━━━ Data rows ━━━

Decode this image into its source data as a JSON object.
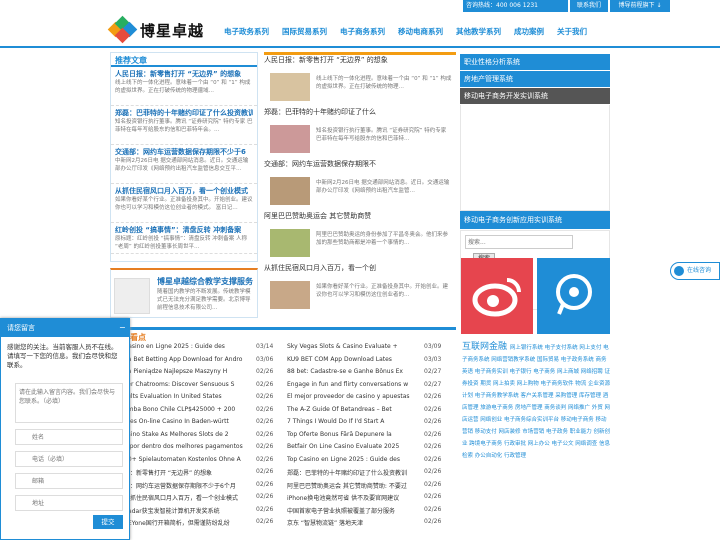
{
  "topbar": {
    "hotline": "咨询热线：400 006 1231",
    "contact": "联系我们",
    "link": "博导前程旗下 ↓"
  },
  "logo": {
    "name": "博星卓越"
  },
  "nav": [
    "电子政务系列",
    "国际贸易系列",
    "电子商务系列",
    "移动电商系列",
    "其他教学系列",
    "成功案例",
    "关于我们"
  ],
  "recommend": {
    "title": "推荐文章",
    "items": [
      {
        "t": "人民日报：新零售打开 “无边界” 的想象",
        "d": "线上线下的一体化进程。意味着一个由 “0” 和 “1” 构成的虚拟世界。正在打破传统的物理疆域…"
      },
      {
        "t": "郑磊：巴菲特的十年赌约印证了什么投资教训",
        "d": "知名投资银行执行董事。腾讯 “证券研究院” 特约专家 巴菲特在每年写给股东的信和巴菲特年会。…"
      },
      {
        "t": "交通部：网约车运营数据保存期限不少于6",
        "d": "中新网2月26日电 据交通部网站消息。近日。交通运输部办公厅印发《网络预约出租汽车监管信息交互平…"
      },
      {
        "t": "从抓住民宿风口月入百万，看一个创业模式",
        "d": "如果你看好某个行业。正准备投身其中。开始创业。建议你也可以学习和模仿这位创业者的模式。 富日记…"
      },
      {
        "t": "红岭创投 “搞事情”：清盘反转 冲刺备案",
        "d": "原标题：红岭创投 “搞事情”：清盘反转 冲刺备案 人称 “老周” 的红岭创投董事长周世平…"
      }
    ]
  },
  "platform": {
    "title": "博星卓越综合教学支撑服务",
    "d": "随着国内教学的不断发展。传统教学模式已无法充分满足教学需要。北京博导前程信息技术有限公司…"
  },
  "news": [
    {
      "t": "人民日报：新零售打开 “无边界” 的想象",
      "d": "线上线下的一体化进程。意味着一个由 “0” 和 “1” 构成的虚拟世界。正在打破传统的物理…"
    },
    {
      "t": "郑磊：巴菲特的十年赌约印证了什么",
      "d": "知名投资银行执行董事。腾讯 “证券研究院” 特约专家 巴菲特在每年写给股东的信和巴菲特…"
    },
    {
      "t": "交通部：网约车运营数据保存期限不",
      "d": "中新网2月26日电 据交通部网站消息。近日。交通运输部办公厅印发《网络预约出租汽车监管…"
    },
    {
      "t": "阿里巴巴赞助奥运会 其它赞助商赞",
      "d": "阿里巴巴赞助奥运的身份参加了平昌冬奥会。他们来参加的那些赞助商都是冲着一个事情的…"
    },
    {
      "t": "从抓住民宿风口月入百万，看一个创",
      "d": "如果你看好某个行业。正准备投身其中。开始创业。建议你也可以学习和模仿这位创业者的…"
    }
  ],
  "sidebar": {
    "items": [
      "职业性格分析系统",
      "房地产管理系统",
      "移动电子商务开发实训系统"
    ],
    "item2": "移动电子商务创新应用实训系统",
    "search_placeholder": "搜索...",
    "search_btn": "搜索"
  },
  "hot": {
    "title": "热门看点",
    "left": [
      [
        "Casino en Ligne 2025 : Guide des",
        "03/14"
      ],
      [
        "na Bet Betting App Download for Andro",
        "03/06"
      ],
      [
        "na Pieniądze Najlepsze Maszyny H",
        "02/26"
      ],
      [
        "ker Chatrooms: Discover Sensuous S",
        "02/26"
      ],
      [
        "sults Evaluation In United States",
        "02/26"
      ],
      [
        "amba Bono Chile CLP$425000 + 200",
        "02/26"
      ],
      [
        "ates On-line Casino In Baden-württ",
        "02/26"
      ],
      [
        "asino Stake As Melhores Slots de 2",
        "02/26"
      ],
      [
        "e por dentro dos melhores pagamentos",
        "02/26"
      ],
      [
        "00+ Spielautomaten Kostenlos Ohne A",
        "02/26"
      ],
      [
        "报：新零售打开 “无边界” 的想象",
        "02/26"
      ],
      [
        "磊：网约车运营数据保存期限不少于6个月",
        "02/26"
      ],
      [
        "从抓住民宿风口月入百万，看一个创业模式",
        "02/26"
      ],
      [
        "Radar获宝发智能计算机开发奖系统",
        "02/26"
      ],
      [
        "KEYone国行开箱简析，但需谨防纷乱纷",
        "02/26"
      ]
    ],
    "right": [
      [
        "Sky Vegas Slots & Casino Evaluate +",
        "03/09"
      ],
      [
        "KU9 BET COM App Download Lates",
        "03/03"
      ],
      [
        "88 bet: Cadastre-se e Ganhe Bônus Ex",
        "02/27"
      ],
      [
        "Engage in fun and flirty conversations w",
        "02/27"
      ],
      [
        "El mejor proveedor de casino y apuestas",
        "02/26"
      ],
      [
        "The A-Z Guide Of Betandreas – Bet",
        "02/26"
      ],
      [
        "7 Things I Would Do If I'd Start A",
        "02/26"
      ],
      [
        "Top Oferte Bonus Fără Depunere la",
        "02/26"
      ],
      [
        "Betfair On Line Casino Evaluate 2025",
        "02/26"
      ],
      [
        "Top Casino en Ligne 2025 : Guide des",
        "02/26"
      ],
      [
        "郑磊：巴菲特的十年赌约印证了什么投资教训",
        "02/26"
      ],
      [
        "阿里巴巴赞助奥运会 其它赞助商赞助: 不要过",
        "02/26"
      ],
      [
        "iPhone换电池竟然可省 供不及要官网建议",
        "02/26"
      ],
      [
        "中国首家电子营业执照被覆盖了部分服务",
        "02/26"
      ],
      [
        "京东 “智慧物流链” 落地天津",
        "02/26"
      ]
    ]
  },
  "chat": {
    "title": "请您留言",
    "msg": "感谢您的关注。当前客服人员不在线。请填写一下您的信息。我们会尽快和您联系。",
    "ph_msg": "请在此输入留言内容。我们会尽快与您联系。（必填）",
    "ph_name": "姓名",
    "ph_phone": "电话（必填）",
    "ph_email": "邮箱",
    "ph_addr": "地址",
    "send": "提交"
  },
  "sidechat": "在线咨询",
  "tags": "网上银行系统 电子支付系统 网上支付 电子商务系统 网络营销教学系统 国际贸易 电子政务系统 商务英语 电子商务实训 电子银行 电子商务 网上商城 网络招聘 证券投资 期货 网上拍卖 网上购物 电子商务软件 物流 企业资源计划 电子商务教学系统 客户关系管理 采购管理 库存管理 酒店管理 旅游电子商务 房地产管理 商务谈判 网络推广 外贸 网店运营 网络创业 电子商务综合实训平台 移动电子商务 移动营销 移动支付 网店装修 市场营销 电子政务 职业能力 创新创业 跨境电子商务 行政审批 网上办公 电子公文 网络调查 信息检索 办公自动化 行政管理",
  "colors": {
    "brand": "#1f8dd6",
    "accent": "#e67e22"
  }
}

━━━

The task: Only a number is wanted here: how many lines in the data above include the string "据交通部网站消息"?

Full response: 2